● **Goal of the exercise**
Report all lines holding "Setup".

--- Record excerpts ---

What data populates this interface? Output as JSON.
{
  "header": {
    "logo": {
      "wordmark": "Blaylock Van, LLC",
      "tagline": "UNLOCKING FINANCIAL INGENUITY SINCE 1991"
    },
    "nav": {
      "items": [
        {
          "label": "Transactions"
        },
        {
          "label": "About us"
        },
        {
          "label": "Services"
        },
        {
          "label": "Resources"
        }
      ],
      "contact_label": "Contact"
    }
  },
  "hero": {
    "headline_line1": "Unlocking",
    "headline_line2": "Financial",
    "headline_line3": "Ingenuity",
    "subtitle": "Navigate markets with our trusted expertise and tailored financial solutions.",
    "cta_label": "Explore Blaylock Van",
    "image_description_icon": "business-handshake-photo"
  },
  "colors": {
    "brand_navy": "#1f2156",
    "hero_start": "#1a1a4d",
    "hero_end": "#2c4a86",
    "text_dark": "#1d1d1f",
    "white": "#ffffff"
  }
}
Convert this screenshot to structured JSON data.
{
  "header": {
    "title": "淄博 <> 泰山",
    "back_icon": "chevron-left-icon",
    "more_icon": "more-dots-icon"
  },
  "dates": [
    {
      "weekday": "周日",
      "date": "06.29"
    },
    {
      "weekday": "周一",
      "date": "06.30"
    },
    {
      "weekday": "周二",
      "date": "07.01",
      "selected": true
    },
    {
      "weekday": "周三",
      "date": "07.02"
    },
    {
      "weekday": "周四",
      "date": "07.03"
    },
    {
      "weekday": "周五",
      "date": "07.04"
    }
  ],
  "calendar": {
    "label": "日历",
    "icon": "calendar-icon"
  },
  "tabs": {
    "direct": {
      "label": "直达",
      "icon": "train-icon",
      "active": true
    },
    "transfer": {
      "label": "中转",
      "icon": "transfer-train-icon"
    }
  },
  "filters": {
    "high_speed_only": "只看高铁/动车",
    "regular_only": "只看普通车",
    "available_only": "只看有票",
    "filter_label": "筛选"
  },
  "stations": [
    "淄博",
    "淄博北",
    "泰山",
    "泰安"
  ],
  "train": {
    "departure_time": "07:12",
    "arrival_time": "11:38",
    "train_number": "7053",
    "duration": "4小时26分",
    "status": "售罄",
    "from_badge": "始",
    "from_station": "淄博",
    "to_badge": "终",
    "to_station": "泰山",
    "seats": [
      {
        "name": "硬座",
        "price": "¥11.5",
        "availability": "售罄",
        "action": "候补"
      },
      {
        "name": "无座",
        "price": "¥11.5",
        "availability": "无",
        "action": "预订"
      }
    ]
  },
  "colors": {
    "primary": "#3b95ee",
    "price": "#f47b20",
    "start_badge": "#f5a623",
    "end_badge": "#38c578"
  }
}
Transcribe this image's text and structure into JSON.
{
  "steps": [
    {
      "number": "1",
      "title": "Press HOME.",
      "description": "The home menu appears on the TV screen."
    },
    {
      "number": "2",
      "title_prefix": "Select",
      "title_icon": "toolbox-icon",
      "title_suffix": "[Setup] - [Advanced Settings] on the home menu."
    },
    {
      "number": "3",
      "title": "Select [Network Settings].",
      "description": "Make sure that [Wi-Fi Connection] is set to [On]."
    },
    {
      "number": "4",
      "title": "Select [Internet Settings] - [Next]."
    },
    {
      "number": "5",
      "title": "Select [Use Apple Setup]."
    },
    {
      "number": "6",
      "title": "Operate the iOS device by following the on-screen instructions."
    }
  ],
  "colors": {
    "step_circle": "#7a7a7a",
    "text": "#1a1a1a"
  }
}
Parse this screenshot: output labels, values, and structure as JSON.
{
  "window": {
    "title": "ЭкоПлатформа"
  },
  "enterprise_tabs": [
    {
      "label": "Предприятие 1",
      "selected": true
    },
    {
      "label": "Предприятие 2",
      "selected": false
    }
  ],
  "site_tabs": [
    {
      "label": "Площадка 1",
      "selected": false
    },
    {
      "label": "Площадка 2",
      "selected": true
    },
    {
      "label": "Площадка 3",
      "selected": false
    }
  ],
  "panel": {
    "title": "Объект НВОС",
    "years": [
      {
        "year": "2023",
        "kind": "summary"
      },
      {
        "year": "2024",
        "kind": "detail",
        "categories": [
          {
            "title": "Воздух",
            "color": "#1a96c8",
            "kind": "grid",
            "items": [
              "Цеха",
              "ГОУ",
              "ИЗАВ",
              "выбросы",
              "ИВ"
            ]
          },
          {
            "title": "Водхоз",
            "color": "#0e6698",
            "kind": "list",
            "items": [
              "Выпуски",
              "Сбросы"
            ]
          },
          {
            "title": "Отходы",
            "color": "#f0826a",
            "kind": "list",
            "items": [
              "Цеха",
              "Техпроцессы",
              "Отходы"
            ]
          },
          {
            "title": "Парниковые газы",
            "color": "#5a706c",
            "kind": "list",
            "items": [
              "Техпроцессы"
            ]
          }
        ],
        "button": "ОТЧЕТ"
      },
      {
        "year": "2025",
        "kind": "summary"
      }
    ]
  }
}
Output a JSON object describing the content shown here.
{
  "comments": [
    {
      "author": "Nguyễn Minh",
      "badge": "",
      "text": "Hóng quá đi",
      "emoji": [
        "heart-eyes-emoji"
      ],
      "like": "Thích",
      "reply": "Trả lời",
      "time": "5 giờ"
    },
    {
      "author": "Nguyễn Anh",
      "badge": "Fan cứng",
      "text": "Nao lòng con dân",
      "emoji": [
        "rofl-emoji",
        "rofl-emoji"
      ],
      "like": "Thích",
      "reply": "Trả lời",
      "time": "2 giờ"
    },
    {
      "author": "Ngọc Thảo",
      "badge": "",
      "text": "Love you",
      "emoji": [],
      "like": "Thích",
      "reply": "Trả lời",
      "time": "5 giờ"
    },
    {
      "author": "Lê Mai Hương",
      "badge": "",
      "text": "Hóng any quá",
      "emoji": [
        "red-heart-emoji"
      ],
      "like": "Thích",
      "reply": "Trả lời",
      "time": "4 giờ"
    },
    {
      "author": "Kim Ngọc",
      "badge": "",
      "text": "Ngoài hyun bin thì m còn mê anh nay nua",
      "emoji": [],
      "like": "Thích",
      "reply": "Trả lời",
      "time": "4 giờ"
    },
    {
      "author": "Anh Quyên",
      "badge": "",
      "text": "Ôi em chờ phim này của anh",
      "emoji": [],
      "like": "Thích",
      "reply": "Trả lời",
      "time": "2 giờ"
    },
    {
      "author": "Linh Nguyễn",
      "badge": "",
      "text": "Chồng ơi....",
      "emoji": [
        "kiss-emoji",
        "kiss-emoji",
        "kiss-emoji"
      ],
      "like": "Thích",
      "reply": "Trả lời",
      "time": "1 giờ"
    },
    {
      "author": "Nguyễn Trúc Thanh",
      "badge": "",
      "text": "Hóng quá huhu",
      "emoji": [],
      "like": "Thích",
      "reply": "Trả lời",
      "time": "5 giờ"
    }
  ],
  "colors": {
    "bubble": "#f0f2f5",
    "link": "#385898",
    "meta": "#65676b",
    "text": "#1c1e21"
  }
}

---

● **The response**
      "title_suffix": "[Setup] - [Advanced Settings] on the home menu."
      "title": "Select [Use Apple Setup]."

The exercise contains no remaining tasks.